DATA PROVIDED:
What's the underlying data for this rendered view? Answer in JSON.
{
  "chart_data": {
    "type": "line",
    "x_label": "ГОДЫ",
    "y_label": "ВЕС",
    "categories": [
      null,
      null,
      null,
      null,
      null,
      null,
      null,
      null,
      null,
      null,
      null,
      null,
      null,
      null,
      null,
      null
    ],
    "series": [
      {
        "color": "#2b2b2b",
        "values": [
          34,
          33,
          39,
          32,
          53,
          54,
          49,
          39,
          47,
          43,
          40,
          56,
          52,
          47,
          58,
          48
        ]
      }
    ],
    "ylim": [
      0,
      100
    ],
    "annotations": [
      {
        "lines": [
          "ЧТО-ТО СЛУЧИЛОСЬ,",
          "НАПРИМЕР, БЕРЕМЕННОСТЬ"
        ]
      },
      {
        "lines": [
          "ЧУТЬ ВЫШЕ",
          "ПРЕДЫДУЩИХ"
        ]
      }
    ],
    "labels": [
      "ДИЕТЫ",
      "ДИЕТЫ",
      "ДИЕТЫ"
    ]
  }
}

WRITTEN REQUEST: Your task is to repeat the data exactly; please include every line.

WRITTEN SOLUTION:
What's the underlying data for this rendered view? Answer in JSON.
{
  "chart_data": {
    "type": "line",
    "x_label": "ГОДЫ",
    "y_label": "ВЕС",
    "categories": [
      null,
      null,
      null,
      null,
      null,
      null,
      null,
      null,
      null,
      null,
      null,
      null,
      null,
      null,
      null,
      null
    ],
    "series": [
      {
        "color": "#2b2b2b",
        "values": [
          34,
          33,
          39,
          32,
          53,
          54,
          49,
          39,
          47,
          43,
          40,
          56,
          52,
          47,
          58,
          48
        ]
      }
    ],
    "ylim": [
      0,
      100
    ],
    "annotations": [
      {
        "lines": [
          "ЧТО-ТО СЛУЧИЛОСЬ,",
          "НАПРИМЕР, БЕРЕМЕННОСТЬ"
        ]
      },
      {
        "lines": [
          "ЧУТЬ ВЫШЕ",
          "ПРЕДЫДУЩИХ"
        ]
      }
    ],
    "labels": [
      "ДИЕТЫ",
      "ДИЕТЫ",
      "ДИЕТЫ"
    ]
  }
}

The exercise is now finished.